** begin LISTED RECORDS **
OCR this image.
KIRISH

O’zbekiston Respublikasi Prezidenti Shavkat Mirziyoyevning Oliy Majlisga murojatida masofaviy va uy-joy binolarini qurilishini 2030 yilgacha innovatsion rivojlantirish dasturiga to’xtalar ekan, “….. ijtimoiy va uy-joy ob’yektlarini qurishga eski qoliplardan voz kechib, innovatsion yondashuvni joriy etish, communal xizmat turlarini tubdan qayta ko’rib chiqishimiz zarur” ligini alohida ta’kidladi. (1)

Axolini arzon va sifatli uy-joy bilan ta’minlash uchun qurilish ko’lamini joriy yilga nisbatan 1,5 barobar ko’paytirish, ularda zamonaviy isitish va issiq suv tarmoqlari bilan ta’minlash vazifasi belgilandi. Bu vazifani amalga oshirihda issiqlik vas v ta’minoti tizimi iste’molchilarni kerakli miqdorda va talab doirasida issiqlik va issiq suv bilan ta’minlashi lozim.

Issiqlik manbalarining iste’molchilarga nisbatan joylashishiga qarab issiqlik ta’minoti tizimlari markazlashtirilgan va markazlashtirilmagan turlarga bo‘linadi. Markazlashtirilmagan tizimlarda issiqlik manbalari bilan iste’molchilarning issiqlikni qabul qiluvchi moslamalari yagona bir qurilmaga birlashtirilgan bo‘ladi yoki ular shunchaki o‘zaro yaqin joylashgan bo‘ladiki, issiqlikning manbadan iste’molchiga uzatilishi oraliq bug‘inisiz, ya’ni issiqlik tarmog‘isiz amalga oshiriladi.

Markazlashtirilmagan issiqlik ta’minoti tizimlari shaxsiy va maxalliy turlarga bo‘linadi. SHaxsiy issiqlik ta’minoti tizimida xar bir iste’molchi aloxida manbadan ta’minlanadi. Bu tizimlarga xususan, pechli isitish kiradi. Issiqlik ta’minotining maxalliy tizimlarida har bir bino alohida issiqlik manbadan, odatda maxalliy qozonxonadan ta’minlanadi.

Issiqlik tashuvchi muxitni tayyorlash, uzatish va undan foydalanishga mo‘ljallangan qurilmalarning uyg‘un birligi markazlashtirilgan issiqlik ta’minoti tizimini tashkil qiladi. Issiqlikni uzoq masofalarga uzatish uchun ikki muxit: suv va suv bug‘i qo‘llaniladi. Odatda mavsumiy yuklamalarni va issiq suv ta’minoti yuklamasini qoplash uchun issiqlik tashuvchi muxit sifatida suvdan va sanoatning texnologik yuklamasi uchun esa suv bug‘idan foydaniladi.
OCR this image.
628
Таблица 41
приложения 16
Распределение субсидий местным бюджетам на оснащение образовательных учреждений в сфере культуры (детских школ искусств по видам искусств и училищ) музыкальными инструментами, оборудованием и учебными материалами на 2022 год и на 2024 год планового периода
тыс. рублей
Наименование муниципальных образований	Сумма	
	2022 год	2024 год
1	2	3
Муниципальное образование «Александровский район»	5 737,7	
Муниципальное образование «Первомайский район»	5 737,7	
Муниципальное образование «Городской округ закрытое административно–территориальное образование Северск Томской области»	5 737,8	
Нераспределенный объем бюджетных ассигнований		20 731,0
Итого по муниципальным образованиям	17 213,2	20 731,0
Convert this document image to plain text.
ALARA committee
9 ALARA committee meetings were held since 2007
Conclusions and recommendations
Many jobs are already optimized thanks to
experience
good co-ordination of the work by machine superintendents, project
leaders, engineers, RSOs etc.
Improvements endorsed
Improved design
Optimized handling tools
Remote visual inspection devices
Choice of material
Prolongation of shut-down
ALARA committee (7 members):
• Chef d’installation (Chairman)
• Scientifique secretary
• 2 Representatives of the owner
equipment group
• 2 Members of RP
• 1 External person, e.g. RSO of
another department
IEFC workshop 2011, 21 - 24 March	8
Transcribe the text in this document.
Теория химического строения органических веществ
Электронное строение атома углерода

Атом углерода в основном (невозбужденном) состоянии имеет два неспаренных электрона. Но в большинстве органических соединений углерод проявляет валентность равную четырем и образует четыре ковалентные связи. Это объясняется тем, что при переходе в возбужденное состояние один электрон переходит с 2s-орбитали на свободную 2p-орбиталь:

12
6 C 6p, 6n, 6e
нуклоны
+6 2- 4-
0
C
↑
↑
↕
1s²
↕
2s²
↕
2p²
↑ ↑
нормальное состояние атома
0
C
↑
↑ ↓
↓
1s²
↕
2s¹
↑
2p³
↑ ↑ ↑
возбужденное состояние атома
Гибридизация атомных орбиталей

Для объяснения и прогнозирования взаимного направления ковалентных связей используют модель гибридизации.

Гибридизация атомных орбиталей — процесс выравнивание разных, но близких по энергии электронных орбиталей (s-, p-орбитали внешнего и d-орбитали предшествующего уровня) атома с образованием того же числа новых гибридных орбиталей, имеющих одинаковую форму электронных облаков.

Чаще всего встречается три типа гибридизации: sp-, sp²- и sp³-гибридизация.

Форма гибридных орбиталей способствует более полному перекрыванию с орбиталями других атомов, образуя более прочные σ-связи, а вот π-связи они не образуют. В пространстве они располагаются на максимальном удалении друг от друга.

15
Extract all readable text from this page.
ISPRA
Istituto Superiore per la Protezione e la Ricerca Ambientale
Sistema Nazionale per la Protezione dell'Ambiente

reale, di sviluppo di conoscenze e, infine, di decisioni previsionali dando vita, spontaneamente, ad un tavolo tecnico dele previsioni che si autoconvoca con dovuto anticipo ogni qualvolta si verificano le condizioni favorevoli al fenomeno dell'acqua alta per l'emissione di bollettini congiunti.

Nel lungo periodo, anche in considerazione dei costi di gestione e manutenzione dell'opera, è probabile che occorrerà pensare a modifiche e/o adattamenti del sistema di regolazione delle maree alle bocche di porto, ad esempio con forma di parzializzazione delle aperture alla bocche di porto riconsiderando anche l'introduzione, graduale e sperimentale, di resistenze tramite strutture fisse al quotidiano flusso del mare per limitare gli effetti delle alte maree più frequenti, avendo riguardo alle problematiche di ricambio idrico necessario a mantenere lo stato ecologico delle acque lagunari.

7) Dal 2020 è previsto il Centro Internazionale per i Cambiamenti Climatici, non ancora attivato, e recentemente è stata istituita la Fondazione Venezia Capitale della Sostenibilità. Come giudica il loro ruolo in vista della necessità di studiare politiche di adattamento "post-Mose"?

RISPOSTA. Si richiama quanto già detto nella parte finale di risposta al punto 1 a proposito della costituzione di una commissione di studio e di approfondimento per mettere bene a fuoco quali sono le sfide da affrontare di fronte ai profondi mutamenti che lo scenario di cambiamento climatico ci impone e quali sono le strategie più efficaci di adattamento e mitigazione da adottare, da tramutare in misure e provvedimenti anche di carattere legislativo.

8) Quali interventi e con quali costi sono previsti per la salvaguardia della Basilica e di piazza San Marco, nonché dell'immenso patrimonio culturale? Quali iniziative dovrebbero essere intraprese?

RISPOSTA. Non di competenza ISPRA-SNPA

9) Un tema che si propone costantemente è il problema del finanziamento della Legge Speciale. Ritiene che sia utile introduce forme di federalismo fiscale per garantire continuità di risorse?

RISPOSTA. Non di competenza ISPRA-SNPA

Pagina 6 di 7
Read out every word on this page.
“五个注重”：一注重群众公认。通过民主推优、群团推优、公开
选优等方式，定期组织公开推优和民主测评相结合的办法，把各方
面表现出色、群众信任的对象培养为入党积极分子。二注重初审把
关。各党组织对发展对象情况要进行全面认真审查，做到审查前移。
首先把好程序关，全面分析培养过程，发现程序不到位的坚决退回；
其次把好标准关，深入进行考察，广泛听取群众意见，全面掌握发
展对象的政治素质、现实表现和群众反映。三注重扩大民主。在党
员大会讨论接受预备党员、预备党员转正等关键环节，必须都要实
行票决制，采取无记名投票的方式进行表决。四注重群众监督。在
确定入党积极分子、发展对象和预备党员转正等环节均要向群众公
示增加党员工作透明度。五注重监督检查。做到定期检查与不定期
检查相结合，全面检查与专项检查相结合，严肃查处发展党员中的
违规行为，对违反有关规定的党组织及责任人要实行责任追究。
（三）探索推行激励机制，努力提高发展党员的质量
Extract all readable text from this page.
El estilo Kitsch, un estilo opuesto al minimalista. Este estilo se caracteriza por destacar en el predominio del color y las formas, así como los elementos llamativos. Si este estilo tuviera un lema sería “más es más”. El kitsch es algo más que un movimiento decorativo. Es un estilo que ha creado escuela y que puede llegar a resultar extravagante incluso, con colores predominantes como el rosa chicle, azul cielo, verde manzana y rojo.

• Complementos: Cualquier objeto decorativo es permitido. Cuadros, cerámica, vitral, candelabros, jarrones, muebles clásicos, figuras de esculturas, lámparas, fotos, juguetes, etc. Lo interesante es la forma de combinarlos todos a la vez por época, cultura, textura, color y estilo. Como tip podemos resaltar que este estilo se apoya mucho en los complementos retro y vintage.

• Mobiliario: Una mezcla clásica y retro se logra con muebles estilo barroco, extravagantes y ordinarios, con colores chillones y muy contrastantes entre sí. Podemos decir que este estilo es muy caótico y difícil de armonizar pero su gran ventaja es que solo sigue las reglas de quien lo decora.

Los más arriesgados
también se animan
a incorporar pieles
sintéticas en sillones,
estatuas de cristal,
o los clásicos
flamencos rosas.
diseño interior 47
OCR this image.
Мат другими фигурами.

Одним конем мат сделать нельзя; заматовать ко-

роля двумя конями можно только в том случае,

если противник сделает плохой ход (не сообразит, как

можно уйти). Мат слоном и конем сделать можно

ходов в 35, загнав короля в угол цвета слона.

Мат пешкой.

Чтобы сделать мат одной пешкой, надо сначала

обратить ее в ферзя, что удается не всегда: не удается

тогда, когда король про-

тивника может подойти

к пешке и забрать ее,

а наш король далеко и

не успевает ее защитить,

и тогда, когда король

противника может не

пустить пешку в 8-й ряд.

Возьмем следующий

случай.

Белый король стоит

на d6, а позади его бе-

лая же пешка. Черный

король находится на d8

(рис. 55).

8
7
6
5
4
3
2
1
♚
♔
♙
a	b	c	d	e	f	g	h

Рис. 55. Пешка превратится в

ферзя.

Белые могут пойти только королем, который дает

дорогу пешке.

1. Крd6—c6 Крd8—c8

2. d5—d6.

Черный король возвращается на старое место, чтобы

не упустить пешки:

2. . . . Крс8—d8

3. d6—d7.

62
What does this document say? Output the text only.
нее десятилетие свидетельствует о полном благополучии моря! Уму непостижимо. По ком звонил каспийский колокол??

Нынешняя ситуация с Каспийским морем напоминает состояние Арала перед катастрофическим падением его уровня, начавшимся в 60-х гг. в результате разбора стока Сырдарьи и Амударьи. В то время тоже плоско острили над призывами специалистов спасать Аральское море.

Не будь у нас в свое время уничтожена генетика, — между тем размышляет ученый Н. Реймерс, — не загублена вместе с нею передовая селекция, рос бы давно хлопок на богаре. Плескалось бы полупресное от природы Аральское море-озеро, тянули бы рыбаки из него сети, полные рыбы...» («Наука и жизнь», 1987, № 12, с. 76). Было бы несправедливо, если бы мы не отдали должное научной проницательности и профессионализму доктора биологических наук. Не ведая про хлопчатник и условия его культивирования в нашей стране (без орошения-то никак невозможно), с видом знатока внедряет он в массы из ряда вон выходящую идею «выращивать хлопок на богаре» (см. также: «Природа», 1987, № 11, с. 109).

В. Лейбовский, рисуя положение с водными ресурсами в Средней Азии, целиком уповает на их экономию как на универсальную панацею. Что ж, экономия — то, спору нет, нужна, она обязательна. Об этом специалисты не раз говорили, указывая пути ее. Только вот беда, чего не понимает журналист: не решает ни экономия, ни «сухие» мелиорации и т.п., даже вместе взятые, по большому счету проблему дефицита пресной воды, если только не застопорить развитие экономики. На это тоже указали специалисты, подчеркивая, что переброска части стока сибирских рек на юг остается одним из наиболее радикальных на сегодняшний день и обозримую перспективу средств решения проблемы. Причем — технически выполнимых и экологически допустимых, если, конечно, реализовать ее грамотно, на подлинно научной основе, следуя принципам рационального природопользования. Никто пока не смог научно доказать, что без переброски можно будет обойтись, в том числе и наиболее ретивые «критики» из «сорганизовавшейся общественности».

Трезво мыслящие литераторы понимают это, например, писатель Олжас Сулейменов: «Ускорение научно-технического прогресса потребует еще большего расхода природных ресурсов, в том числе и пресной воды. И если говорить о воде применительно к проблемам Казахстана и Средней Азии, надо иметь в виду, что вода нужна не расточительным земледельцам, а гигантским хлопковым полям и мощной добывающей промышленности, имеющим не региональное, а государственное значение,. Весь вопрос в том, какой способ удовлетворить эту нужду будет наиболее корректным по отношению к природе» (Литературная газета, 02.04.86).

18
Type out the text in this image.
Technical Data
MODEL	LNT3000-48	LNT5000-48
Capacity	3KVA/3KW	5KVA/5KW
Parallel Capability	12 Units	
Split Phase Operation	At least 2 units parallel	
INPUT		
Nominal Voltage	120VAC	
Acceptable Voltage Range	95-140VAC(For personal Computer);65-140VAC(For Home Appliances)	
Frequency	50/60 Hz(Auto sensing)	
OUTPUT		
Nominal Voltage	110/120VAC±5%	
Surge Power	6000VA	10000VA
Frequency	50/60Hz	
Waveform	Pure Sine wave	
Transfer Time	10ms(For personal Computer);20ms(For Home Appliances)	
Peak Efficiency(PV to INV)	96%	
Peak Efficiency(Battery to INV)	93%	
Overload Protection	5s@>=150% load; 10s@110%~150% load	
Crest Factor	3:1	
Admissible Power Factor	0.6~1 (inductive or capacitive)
** end LISTED RECORDS **
THE REQUEST: Filter the records above for "Peak" and copy every matching line.

CORRECT RESPONSE:
Peak Efficiency(PV to INV)	96%	
Peak Efficiency(Battery to INV)	93%	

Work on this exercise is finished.